1) Este facto deve ter-se por assente na medida em que o Réu não alega, nem faz prova (aliás, impossível) de ter procedido à aquisição dos prédios, razão pela qual deverá este facto decorrer dos factos dados por assentes em A a C.
m) Caso se entendesse que os referidos factos não se podiam ter como assentes, hipótese que se aventa sem conceder, o Tribunal a quo deveria ter formulado os seguintes quesitos cuja demonstração se afigurava essencial para a justa composição do litígio:
«1 - Em face do apurado em "H" e "Z", pergunta-se se R. procedeu ao pagamento aos AA. do valor das rendas vencidas desde a data da desocupação das fracções até à presente data?».
«2 - Em face do apurado em Z, pergunta-se se o R. procedeu à aquisição do prédios pertencentes aos AA e em caso afirmativo em que data é que tal sucedeu?»
n) Conclui-se, pois, que a d. sentença recorrida fez incorrecto julgamento dos referidos concretos pontos de facto, razão pela qual deve a mesma ser revogada, baixando os autos ao tribunal a quo para que o mesmo proceda à ampliação dos factos assentes ou, não se entendendo, à elaboração de base instrutória, seguindo-se os demais termos legais.
o) Ao contrário do que vem decidido na d. sentença recorrida, o despacho conjunto das Exmªs Senhoras Vereadoras da Câmara Municipal, órgão do Município de Lisboa, de 16 de Janeiro de 2004, que ordena o despejo sumário imediato dos ocupantes das habitações propriedade dos ora Recorrentes, bem como a demolição desses edifícios a iniciar no prazo de 10 dias e a concluir no prazo de 30 dias, é ilegal.

__Tarefas escritas__.
a: Segundo o texto, em que data foi proferido o despacho conjunto das Vereadoras da Câmara Municipal de Lisboa que ordena o despejo sumário?
b: Reproduza as linhas da listagem desde a que contém "351, 1285, 381]" até, inclusive, a que contém "787, 1305, 827]".
O texto e a listagem não guardam qualquer relação entre si.

__Dados brutos__.
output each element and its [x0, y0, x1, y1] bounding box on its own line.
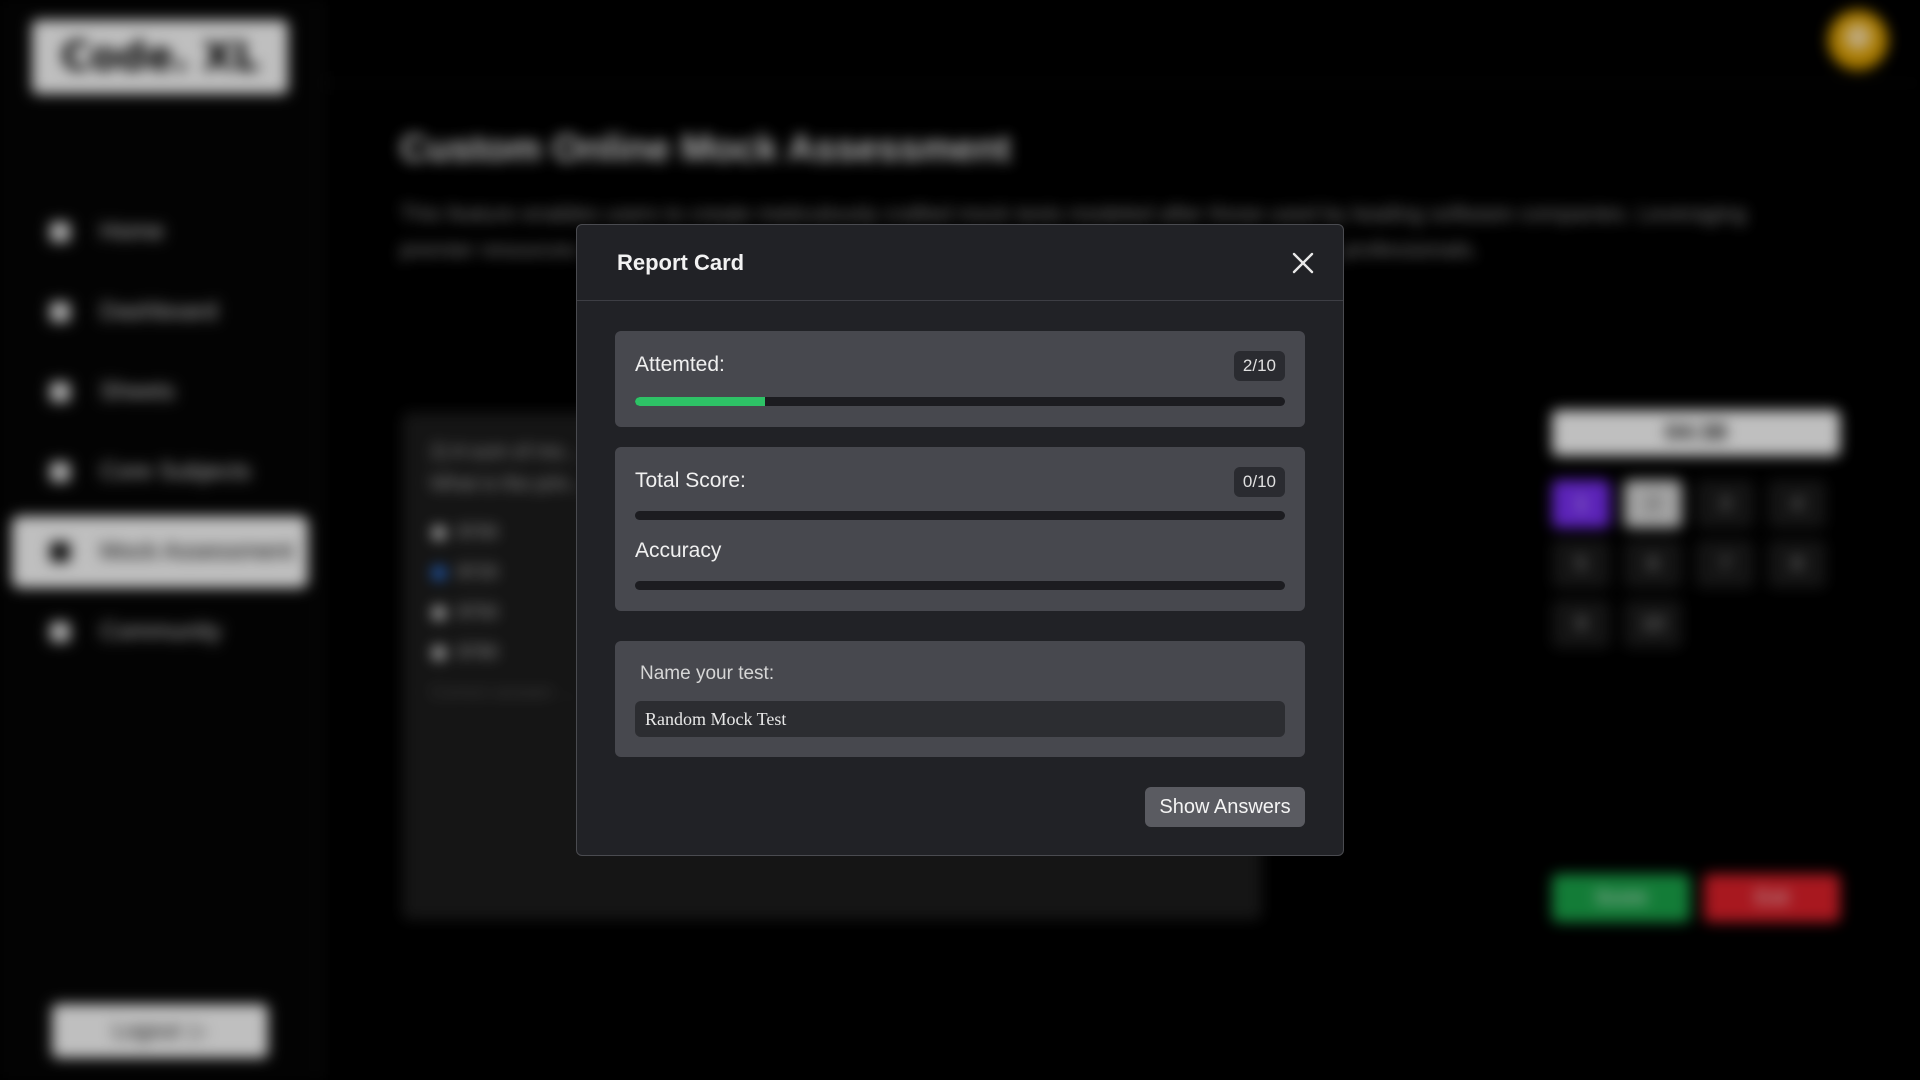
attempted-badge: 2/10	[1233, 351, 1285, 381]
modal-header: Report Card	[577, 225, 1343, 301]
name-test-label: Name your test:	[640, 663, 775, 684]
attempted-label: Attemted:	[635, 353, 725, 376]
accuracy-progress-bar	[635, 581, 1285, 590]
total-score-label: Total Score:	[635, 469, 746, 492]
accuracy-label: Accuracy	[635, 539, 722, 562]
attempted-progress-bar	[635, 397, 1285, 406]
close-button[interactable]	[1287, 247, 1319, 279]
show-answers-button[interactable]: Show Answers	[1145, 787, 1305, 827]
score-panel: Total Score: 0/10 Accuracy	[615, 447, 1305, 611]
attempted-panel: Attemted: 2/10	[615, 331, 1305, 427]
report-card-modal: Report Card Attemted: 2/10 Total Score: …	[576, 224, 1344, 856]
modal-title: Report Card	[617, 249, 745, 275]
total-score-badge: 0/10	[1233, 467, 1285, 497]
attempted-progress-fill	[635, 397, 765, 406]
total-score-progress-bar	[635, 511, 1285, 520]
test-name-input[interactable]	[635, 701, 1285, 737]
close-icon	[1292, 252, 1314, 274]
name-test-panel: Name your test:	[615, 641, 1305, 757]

__Respostas dadas__.
a: 16 de Janeiro de 2004.

b:
attempted-badge: 2/10	[1233, 351, 1285, 381]
modal-header: Report Card	[577, 225, 1343, 301]
name-test-label: Name your test:	[640, 663, 775, 684]
attempted-label: Attemted:	[635, 353, 725, 376]
accuracy-progress-bar	[635, 581, 1285, 590]
total-score-label: Total Score:	[635, 469, 746, 492]
accuracy-label: Accuracy	[635, 539, 722, 562]
attempted-progress-bar	[635, 397, 1285, 406]
close-button[interactable]	[1287, 247, 1319, 279]
show-answers-button[interactable]: Show Answers	[1145, 787, 1305, 827]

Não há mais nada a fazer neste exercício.